» **Exercise goal**
Copy each line below in which the word "timestamp" occurs.

Extracted data entries
┄┄┄┄┄┄┄┄┄┄┄┄┄┄┄┄┄┄┄┄

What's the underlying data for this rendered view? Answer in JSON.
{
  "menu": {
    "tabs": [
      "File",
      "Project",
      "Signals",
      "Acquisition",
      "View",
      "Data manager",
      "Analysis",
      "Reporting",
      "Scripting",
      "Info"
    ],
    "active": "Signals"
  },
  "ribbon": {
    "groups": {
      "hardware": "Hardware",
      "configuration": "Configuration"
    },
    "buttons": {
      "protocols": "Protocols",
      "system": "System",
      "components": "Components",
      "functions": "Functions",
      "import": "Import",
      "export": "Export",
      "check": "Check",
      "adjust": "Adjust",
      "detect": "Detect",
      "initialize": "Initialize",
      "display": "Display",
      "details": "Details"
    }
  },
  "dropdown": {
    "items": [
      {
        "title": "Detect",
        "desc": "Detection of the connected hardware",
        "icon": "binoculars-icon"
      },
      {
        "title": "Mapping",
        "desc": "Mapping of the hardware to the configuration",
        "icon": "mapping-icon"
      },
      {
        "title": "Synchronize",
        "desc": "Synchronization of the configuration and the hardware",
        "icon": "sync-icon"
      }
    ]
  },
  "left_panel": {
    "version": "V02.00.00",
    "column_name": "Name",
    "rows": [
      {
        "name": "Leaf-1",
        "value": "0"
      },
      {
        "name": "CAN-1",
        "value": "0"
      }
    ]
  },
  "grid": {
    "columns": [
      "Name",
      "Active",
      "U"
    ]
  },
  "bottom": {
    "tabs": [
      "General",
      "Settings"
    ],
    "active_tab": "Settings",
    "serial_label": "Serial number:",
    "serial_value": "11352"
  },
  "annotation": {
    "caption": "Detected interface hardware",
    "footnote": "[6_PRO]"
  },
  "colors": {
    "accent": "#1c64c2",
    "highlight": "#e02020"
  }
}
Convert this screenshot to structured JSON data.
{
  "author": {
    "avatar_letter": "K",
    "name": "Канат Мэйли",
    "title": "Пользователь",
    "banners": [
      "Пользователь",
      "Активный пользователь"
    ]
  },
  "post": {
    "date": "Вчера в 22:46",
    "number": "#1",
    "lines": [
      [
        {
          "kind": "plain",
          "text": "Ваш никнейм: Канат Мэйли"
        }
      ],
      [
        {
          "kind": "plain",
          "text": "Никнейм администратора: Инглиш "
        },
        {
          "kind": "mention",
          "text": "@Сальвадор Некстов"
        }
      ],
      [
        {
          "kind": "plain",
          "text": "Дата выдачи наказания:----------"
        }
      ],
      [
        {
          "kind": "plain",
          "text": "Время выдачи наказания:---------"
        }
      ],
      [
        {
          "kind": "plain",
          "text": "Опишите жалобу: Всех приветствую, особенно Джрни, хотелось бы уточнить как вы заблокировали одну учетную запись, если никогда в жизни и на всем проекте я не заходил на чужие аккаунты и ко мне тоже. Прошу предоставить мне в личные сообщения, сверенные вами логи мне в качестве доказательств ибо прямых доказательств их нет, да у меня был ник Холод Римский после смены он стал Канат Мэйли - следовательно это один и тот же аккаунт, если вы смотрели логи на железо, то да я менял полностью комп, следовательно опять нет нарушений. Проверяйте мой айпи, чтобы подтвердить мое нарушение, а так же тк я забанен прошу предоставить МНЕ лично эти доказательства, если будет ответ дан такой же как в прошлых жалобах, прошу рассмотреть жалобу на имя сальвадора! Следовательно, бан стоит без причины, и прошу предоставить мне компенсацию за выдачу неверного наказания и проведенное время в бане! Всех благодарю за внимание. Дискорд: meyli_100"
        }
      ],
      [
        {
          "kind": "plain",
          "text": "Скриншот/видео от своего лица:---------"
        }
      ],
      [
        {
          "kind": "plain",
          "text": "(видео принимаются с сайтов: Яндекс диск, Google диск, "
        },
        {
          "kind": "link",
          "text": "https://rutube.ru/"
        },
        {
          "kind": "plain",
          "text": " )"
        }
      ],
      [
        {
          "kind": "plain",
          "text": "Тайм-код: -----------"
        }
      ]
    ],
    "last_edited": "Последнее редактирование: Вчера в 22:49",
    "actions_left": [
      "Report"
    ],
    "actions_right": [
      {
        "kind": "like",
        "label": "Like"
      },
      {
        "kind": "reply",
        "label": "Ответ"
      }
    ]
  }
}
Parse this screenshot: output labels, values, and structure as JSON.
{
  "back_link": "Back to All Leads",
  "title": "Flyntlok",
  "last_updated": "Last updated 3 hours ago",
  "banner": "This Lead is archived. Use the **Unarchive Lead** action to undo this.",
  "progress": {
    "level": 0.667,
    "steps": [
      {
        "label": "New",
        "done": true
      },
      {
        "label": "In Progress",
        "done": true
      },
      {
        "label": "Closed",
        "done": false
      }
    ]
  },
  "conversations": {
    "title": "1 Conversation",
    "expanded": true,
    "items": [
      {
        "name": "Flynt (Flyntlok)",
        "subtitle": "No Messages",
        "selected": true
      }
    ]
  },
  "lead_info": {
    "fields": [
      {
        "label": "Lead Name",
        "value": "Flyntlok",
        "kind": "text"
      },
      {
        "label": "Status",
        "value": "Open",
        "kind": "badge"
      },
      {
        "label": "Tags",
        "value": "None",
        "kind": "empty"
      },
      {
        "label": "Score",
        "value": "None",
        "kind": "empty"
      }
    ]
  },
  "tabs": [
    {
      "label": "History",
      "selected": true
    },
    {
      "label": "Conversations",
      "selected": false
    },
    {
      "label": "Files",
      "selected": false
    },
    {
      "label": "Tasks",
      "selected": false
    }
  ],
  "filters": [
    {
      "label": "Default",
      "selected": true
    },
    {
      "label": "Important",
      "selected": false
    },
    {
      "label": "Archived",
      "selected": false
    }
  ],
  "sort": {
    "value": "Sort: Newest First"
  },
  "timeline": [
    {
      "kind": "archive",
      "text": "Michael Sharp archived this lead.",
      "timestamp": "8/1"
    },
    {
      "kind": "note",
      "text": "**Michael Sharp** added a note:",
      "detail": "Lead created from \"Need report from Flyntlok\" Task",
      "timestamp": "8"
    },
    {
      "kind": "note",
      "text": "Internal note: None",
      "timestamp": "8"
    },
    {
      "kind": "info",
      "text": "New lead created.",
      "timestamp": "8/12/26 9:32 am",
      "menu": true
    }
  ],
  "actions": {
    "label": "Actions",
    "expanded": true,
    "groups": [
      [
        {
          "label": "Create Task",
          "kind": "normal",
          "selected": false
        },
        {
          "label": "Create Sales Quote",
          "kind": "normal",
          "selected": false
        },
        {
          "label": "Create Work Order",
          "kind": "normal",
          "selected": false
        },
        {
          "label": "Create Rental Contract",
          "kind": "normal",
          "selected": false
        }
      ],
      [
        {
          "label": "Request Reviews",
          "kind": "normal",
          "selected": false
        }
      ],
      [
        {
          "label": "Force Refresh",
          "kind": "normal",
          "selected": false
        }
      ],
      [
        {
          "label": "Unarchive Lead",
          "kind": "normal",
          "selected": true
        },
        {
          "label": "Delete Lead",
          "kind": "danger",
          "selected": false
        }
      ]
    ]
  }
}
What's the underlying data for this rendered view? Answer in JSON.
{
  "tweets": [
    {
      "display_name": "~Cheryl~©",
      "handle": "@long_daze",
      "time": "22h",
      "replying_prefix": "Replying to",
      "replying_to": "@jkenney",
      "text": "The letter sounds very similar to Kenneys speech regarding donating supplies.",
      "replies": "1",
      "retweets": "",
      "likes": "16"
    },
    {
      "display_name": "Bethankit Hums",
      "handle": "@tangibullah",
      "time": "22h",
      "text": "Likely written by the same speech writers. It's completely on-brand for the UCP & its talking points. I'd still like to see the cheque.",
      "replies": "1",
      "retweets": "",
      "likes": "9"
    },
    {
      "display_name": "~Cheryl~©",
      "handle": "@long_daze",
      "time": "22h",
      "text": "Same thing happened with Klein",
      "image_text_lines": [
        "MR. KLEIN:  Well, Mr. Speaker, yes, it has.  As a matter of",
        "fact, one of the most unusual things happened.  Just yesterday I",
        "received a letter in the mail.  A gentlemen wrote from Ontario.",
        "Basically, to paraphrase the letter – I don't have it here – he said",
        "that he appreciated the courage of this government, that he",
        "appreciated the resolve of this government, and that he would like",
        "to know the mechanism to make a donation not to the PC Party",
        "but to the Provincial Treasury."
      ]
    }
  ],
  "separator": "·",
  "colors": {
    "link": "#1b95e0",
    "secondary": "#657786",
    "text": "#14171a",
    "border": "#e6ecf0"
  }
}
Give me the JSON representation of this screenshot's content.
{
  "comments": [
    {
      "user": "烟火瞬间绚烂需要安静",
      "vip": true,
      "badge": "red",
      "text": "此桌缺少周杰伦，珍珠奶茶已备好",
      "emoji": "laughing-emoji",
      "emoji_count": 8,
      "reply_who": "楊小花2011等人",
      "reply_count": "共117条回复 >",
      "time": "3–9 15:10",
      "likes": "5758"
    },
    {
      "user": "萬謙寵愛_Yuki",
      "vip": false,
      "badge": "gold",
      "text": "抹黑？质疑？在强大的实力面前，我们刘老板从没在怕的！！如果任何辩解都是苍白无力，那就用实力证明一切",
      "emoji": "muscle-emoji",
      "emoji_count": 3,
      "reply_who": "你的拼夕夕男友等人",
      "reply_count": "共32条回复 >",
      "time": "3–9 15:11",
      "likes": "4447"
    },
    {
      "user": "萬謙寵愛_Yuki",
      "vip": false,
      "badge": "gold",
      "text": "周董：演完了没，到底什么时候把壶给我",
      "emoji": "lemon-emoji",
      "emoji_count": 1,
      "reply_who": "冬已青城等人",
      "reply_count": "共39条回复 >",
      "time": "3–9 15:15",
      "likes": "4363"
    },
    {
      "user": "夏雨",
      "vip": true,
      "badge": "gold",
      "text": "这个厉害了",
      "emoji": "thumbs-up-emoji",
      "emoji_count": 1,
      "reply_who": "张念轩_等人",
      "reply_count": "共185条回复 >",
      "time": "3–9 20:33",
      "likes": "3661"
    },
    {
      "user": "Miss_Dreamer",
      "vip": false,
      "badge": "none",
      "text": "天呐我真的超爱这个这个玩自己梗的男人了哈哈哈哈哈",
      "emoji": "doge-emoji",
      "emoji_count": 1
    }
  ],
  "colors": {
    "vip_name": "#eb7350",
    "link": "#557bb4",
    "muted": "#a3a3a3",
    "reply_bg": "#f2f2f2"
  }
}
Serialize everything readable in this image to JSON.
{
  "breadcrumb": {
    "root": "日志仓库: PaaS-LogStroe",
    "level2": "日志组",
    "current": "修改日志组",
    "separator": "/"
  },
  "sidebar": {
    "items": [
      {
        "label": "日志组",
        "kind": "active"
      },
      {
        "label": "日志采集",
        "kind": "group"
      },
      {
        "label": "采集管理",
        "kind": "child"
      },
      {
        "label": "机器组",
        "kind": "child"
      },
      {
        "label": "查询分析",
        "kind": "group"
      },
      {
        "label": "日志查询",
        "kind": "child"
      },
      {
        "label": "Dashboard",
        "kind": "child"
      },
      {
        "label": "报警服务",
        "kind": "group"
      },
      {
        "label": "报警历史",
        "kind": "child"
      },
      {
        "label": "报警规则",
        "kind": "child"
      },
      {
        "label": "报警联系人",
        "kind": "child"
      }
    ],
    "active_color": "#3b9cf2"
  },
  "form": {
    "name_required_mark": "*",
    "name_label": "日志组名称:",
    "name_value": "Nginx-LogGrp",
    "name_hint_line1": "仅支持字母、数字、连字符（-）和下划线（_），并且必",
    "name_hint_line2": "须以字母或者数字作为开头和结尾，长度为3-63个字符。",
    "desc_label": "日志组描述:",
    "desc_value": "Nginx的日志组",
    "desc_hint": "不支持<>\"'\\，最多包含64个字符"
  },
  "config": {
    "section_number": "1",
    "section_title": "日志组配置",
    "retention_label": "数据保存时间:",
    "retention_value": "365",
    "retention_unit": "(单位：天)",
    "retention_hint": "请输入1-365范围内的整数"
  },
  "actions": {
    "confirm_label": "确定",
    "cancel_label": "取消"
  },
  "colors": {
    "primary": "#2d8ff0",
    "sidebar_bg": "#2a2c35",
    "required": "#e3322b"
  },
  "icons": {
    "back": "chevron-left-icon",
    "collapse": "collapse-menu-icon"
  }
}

┄┄┄┄┄┄┄┄┄┄┄┄┄┄┄┄┄┄┄┄

» **Solution**
      "timestamp": "8/1"
      "timestamp": "8"
      "timestamp": "8"
      "timestamp": "8/12/26 9:32 am",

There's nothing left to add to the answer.